### Passage

--- START ---

Physical and occupational therapy should begin on the day of admission in order to maximize the cosmetic and functional outcome. If necessary, therapy may continue after discharge for several months as the scar tissue forms and contractures develop. Rehabilitation involves joint positioning, active and passive range of motion exercises, limitation of pressure necrosis, ambulation, and assistance in daily activity. Rehabilitation programs for burn patients consist not only of physical support, but emotional support as well. As the pediatric burn patient matures and enters into new social situations, psychological support may be beneficial.
1. True/False: Antibacterial ointment is indicated for all burns regardless of depth of injury.
2. When treating burns in infants and young children, special considerations include:
. . . . . A. Idiosyncratic injuries
. . . . . B. Excessive heat loss
. . . . . C. Disproportionate body surface areas
. . . . . D. Worsening scar formation
. . . . . E. All of the above
3. When should a patient be sent to a burn unit?
4. A 2 year old toddler has scald burns to the buttocks, both feet (plantar and dorsal sides), and posterior lower extremities. What is the % TBSA?
5. The patient in question 4 weighs 13 kg. What intravenous fluid infusion rate (ml/hr) is needed for the first 24 hrs?

--- END ---

### Data section
--- START ---

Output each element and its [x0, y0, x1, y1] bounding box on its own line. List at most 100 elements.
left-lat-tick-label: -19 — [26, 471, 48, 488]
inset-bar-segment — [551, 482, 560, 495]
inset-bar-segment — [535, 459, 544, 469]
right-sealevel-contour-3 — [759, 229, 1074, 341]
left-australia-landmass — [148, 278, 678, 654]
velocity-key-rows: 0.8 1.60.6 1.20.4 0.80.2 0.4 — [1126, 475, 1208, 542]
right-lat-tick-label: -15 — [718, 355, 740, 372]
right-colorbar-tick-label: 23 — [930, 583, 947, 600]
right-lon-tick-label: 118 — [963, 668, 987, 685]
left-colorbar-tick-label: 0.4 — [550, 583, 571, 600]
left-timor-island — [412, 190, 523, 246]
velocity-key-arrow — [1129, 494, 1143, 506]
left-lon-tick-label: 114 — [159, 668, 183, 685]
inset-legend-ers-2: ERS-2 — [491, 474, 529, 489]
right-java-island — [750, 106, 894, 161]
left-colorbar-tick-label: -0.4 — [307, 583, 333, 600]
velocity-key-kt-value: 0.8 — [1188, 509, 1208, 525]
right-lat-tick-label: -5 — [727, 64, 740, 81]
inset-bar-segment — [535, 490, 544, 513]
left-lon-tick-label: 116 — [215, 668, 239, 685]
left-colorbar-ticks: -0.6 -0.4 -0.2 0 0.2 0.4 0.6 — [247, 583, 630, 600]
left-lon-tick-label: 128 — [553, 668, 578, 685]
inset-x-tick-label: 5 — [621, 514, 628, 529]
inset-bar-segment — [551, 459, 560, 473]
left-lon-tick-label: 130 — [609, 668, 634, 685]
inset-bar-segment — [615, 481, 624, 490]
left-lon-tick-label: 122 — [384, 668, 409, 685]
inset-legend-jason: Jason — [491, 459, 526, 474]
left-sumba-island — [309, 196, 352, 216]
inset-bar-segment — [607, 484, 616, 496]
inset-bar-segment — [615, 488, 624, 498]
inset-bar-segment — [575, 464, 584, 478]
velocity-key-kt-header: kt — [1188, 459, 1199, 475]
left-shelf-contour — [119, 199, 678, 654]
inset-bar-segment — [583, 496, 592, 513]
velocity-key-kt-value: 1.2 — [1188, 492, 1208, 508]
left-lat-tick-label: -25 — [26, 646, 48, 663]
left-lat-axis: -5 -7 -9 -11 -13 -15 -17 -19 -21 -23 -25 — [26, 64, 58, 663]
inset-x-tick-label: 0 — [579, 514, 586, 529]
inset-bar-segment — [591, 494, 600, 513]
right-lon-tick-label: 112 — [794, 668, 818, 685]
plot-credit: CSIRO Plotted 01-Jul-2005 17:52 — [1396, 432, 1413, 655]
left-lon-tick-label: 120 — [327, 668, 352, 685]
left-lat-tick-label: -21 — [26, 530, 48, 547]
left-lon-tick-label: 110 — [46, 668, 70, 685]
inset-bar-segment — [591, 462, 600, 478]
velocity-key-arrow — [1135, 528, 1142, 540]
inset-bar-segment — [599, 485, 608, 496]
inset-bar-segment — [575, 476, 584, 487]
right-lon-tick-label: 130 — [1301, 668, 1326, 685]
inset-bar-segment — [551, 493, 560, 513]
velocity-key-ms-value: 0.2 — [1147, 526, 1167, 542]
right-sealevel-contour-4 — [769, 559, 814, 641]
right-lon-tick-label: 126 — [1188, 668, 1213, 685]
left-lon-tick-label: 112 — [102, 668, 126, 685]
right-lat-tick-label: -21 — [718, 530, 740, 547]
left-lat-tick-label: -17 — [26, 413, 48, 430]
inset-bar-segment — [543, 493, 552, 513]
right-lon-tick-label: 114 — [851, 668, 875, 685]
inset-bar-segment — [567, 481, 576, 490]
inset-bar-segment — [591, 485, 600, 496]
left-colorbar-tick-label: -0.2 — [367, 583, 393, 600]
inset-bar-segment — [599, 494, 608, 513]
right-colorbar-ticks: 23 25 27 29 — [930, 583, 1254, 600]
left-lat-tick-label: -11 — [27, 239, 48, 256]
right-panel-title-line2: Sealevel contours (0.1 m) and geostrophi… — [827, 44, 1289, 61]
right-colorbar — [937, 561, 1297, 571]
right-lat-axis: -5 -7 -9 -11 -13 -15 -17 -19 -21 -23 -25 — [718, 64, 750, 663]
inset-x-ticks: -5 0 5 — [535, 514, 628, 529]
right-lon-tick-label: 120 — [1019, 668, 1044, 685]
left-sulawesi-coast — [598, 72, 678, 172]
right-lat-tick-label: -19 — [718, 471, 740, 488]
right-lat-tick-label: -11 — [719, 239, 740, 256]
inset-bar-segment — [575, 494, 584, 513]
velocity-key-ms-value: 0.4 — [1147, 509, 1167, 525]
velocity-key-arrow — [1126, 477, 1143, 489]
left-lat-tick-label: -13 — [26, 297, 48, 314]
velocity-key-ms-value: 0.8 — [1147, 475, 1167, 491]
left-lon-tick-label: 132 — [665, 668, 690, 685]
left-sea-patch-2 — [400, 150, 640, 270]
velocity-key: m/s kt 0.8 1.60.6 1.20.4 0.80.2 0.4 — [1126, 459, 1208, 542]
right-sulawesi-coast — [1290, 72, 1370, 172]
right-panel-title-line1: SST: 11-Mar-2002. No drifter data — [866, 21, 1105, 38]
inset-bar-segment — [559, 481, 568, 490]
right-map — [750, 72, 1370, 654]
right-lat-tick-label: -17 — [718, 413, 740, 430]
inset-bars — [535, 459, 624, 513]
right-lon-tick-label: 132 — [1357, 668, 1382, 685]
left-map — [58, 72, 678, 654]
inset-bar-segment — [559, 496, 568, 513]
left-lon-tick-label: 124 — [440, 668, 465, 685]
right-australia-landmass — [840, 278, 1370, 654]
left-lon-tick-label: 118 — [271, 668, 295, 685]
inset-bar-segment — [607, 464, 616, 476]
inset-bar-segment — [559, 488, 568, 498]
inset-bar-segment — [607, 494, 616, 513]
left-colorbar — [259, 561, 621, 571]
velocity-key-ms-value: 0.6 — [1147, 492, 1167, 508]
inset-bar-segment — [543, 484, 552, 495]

--- END ---

### Apply what you read
(A) According to the burn care passage, when should physical and occupational therapy begin?
(B) Summarize the burn care passage in two sentences.

### Responses
(A) On the day of admission.

(B) Physical and occupational therapy for burn patients should start on the day of admission and may continue for several months after discharge. Rehabilitation covers joint positioning, range of motion exercises, limiting pressure necrosis, ambulation, help with daily activity, and emotional support, and psychological support may benefit pediatric patients as they mature.